Stored items
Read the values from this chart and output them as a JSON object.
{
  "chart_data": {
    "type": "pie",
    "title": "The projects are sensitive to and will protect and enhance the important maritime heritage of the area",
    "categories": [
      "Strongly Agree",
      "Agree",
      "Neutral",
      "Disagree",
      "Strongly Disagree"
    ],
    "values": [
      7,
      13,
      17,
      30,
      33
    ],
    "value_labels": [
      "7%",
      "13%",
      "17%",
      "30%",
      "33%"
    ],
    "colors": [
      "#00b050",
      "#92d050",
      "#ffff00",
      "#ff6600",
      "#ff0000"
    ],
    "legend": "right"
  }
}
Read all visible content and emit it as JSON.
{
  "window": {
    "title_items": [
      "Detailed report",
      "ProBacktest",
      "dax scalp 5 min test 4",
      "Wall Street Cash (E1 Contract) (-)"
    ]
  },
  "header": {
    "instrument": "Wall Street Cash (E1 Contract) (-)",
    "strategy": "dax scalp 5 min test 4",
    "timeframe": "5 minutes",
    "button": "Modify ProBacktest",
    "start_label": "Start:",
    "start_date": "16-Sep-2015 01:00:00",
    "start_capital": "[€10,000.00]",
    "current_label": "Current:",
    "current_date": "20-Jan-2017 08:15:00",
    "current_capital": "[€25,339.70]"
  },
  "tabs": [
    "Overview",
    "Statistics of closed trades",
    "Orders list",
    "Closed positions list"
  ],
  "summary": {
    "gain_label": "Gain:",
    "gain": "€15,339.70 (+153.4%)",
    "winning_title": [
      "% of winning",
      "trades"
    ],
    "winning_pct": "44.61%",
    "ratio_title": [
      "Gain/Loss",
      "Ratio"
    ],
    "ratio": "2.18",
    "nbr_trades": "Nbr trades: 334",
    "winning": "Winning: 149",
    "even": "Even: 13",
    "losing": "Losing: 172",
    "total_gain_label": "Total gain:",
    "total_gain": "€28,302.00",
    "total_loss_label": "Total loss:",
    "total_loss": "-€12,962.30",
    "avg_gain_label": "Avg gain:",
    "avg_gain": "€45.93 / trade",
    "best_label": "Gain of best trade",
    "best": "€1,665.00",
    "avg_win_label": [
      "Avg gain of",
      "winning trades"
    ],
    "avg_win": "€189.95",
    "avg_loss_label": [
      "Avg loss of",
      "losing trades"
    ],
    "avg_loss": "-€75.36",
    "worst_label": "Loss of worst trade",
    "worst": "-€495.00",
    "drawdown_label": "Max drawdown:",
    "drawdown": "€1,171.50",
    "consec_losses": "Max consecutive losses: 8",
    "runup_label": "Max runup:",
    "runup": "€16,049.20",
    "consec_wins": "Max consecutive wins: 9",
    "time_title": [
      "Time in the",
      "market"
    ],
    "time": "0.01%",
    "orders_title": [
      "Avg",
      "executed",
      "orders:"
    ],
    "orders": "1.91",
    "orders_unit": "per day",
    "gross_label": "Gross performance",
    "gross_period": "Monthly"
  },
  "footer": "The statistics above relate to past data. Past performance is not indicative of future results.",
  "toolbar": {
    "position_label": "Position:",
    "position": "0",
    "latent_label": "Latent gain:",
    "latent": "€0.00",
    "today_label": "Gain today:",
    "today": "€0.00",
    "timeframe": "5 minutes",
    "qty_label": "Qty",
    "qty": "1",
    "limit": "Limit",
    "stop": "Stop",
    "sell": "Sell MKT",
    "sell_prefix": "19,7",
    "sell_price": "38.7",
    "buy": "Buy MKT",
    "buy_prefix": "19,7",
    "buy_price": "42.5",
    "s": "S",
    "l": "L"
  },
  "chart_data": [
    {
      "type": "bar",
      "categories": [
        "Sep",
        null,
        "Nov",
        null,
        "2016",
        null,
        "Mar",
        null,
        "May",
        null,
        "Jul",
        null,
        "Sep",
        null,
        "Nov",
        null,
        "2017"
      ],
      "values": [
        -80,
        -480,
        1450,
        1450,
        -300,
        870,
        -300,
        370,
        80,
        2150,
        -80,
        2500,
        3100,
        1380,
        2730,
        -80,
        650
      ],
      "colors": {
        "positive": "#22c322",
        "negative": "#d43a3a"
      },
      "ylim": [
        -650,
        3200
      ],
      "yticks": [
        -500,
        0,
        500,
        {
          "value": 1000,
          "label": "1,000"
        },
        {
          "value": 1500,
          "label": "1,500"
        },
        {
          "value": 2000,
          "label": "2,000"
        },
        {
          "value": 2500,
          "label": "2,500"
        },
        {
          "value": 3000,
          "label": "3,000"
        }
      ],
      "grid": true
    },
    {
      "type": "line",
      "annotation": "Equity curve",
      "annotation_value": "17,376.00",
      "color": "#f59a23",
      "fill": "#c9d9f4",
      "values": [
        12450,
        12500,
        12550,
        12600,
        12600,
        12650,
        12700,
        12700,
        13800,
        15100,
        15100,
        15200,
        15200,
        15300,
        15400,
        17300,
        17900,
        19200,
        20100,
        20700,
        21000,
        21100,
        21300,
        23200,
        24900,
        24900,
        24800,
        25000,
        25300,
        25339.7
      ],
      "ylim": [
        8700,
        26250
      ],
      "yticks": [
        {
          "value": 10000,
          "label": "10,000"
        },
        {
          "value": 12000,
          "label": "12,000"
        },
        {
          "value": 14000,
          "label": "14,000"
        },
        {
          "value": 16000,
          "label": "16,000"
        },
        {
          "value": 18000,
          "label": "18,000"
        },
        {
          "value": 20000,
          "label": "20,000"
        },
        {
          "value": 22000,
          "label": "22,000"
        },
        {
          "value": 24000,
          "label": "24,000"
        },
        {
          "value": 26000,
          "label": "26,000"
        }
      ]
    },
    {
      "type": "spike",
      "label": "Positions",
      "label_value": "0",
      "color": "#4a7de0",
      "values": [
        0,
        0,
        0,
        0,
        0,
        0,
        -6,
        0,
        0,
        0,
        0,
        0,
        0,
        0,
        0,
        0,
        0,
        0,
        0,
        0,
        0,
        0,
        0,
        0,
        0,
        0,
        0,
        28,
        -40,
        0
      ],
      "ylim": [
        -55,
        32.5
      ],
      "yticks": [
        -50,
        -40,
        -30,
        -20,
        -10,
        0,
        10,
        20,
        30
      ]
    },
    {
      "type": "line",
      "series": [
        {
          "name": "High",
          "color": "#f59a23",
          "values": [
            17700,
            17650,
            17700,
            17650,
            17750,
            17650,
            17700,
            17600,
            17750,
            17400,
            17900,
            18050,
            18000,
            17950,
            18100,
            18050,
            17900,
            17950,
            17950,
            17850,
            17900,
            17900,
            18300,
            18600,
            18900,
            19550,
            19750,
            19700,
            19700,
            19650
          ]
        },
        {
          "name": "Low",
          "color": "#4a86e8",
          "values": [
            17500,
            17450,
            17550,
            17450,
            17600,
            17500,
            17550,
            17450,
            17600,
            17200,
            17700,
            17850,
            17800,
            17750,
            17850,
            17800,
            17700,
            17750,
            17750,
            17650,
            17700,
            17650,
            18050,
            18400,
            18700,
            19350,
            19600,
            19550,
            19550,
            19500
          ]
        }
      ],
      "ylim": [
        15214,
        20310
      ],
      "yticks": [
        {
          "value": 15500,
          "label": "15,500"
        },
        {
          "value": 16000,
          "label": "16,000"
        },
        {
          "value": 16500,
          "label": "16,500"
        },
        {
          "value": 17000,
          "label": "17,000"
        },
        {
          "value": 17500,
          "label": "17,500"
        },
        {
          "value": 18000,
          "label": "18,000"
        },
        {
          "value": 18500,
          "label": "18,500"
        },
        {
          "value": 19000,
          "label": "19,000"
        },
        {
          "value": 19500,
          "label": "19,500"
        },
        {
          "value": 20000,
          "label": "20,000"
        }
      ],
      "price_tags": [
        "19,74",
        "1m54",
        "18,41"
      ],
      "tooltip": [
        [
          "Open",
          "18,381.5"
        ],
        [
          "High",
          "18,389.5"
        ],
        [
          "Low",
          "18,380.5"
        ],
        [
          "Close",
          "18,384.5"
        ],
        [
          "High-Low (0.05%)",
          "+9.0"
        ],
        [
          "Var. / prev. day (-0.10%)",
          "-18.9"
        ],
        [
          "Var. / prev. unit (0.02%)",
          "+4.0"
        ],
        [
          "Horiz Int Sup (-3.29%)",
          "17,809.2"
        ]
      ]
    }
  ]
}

WHAT THE TASK REQUIRES:
Look over the material above and show each line where "JSON" appears.

EXERCISE ANSWER:
Read the values from this chart and output them as a JSON object.
Read all visible content and emit it as JSON.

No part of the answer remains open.